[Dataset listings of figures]

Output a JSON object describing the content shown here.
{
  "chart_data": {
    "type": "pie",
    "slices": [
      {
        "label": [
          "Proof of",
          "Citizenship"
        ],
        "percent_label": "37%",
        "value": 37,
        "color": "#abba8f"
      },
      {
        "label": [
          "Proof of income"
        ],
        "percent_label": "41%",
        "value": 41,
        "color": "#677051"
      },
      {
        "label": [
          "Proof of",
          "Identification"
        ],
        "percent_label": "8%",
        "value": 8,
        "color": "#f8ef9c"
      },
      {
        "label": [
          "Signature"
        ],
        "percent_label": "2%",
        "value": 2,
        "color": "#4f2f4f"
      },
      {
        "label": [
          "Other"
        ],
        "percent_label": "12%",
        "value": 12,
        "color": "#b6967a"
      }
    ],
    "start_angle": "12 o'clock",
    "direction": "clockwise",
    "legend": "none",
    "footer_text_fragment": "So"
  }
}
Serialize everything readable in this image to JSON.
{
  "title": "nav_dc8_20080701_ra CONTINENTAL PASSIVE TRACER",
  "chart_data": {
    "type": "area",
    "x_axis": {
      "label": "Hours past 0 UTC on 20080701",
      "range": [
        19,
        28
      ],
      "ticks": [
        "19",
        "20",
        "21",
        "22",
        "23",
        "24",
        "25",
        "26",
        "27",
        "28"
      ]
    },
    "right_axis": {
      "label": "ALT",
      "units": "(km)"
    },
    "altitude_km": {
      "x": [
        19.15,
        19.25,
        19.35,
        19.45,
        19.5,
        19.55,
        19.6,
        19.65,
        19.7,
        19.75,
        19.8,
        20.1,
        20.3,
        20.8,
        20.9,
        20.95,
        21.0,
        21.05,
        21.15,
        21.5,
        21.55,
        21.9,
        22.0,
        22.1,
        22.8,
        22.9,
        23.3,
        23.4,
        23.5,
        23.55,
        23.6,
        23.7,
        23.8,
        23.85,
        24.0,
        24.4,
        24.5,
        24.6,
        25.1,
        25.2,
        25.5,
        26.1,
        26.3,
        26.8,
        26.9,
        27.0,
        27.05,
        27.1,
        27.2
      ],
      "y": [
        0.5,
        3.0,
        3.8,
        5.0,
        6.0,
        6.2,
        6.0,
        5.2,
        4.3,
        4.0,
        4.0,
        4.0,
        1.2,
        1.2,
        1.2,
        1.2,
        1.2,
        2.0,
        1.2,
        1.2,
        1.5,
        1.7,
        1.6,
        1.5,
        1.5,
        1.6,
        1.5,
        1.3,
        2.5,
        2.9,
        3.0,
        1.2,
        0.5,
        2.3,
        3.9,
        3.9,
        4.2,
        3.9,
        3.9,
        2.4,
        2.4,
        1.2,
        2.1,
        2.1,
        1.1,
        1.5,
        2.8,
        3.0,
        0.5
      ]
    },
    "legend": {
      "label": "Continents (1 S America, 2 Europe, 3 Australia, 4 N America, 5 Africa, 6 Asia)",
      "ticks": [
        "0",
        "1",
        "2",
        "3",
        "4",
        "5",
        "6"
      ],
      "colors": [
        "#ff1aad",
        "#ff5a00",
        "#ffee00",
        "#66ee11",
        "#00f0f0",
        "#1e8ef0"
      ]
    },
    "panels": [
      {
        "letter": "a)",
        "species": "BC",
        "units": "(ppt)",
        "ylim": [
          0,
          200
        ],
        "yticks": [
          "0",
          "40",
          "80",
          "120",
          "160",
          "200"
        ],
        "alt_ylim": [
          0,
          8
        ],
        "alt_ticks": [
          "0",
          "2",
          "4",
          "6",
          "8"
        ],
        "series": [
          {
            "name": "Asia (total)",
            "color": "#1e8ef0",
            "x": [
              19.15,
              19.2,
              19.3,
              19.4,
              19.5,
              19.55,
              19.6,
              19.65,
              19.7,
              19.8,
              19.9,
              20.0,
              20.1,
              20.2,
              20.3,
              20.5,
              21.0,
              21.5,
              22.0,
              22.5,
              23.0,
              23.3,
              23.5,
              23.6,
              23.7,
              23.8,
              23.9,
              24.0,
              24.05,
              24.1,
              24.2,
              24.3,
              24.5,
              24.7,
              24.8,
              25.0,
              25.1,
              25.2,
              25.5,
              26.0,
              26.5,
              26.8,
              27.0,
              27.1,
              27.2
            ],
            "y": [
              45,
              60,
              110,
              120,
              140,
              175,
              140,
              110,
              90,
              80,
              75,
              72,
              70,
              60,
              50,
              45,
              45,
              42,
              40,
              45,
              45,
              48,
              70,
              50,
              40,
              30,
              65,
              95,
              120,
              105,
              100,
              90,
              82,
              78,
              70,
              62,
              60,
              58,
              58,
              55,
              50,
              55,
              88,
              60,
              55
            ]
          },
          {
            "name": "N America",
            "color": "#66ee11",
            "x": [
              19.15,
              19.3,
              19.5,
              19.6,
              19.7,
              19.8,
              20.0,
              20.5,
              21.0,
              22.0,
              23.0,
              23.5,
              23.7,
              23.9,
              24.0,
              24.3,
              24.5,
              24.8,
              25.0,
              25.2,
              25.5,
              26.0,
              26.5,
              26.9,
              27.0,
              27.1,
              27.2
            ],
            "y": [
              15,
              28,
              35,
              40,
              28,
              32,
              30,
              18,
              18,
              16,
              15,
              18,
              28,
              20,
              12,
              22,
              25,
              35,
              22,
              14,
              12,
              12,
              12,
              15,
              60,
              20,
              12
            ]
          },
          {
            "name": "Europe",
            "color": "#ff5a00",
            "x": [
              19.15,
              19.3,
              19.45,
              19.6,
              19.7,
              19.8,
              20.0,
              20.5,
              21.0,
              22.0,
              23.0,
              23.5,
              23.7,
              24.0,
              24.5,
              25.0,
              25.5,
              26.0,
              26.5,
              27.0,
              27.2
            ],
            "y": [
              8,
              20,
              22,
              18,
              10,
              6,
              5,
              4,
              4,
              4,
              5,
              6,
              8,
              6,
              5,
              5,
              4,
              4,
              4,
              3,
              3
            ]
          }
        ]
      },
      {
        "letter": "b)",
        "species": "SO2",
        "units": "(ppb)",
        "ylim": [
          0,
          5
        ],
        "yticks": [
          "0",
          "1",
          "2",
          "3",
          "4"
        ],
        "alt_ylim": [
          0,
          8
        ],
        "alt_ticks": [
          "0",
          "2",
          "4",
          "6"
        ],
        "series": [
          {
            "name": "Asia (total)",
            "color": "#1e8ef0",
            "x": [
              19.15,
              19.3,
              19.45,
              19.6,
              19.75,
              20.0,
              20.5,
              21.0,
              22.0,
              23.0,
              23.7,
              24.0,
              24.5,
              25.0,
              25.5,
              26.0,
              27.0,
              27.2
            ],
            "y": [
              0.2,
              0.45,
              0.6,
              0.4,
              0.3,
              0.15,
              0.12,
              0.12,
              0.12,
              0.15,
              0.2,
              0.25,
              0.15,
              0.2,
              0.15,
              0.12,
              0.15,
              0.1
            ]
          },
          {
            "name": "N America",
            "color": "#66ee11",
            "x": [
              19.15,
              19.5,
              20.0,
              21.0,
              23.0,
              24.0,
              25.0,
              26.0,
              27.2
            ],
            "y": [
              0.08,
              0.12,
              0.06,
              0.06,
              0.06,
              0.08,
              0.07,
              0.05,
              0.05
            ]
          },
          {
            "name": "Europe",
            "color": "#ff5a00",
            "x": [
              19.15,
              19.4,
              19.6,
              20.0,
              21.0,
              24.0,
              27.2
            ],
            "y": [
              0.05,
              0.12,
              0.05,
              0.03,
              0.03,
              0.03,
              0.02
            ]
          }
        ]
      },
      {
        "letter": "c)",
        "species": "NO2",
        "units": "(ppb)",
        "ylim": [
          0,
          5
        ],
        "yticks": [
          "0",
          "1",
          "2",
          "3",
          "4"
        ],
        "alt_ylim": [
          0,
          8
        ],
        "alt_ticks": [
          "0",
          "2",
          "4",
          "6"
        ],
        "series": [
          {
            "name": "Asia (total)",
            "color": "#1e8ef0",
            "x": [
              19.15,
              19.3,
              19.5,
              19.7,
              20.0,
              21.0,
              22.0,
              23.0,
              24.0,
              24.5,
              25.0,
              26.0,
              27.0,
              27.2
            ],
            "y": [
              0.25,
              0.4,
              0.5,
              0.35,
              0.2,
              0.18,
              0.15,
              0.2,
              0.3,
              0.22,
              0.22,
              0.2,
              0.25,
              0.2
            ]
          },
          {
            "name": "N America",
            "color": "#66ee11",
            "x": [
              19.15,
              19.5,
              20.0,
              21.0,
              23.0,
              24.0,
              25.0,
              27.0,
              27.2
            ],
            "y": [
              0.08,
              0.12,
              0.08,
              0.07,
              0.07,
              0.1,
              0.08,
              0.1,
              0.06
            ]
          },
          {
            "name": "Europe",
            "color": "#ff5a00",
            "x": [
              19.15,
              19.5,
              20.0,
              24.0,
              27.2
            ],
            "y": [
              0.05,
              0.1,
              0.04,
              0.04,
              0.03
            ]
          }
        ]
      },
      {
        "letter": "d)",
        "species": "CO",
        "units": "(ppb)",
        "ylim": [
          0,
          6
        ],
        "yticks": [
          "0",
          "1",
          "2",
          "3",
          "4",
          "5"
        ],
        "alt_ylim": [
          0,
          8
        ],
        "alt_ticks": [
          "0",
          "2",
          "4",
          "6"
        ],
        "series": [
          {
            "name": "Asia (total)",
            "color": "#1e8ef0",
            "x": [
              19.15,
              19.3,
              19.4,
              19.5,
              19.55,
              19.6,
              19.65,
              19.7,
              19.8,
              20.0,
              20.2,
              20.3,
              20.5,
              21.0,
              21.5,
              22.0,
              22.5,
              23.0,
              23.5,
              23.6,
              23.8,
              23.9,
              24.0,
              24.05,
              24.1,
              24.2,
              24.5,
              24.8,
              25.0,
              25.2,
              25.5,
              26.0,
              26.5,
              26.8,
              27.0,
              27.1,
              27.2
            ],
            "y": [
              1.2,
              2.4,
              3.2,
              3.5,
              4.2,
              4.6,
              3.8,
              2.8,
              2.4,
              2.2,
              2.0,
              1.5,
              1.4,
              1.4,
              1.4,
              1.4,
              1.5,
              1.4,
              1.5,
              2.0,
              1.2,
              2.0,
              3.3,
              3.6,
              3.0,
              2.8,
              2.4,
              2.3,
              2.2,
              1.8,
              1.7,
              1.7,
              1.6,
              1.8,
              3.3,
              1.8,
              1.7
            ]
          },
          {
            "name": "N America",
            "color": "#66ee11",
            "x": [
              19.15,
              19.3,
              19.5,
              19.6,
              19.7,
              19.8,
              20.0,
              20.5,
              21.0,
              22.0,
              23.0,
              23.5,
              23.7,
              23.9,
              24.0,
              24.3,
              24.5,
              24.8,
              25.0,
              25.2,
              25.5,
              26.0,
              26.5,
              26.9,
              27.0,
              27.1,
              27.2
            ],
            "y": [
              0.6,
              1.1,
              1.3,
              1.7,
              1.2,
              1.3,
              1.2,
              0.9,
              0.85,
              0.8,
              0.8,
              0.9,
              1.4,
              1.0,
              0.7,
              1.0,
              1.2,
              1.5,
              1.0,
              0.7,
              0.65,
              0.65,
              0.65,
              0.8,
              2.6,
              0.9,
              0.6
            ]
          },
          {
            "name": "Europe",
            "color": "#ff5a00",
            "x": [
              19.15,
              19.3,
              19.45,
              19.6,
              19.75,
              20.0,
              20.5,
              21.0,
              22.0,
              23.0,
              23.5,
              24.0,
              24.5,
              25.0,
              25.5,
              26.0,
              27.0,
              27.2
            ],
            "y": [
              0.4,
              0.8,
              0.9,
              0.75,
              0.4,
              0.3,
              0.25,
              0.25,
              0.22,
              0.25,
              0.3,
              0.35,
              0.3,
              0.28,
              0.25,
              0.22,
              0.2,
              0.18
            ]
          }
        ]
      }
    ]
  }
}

#### [Instructions to follow]
Look through the data above. Copy every line with the string "species" in it.

#### [Task response]
        "species": "BC",
        "species": "SO2",
        "species": "NO2",
        "species": "CO",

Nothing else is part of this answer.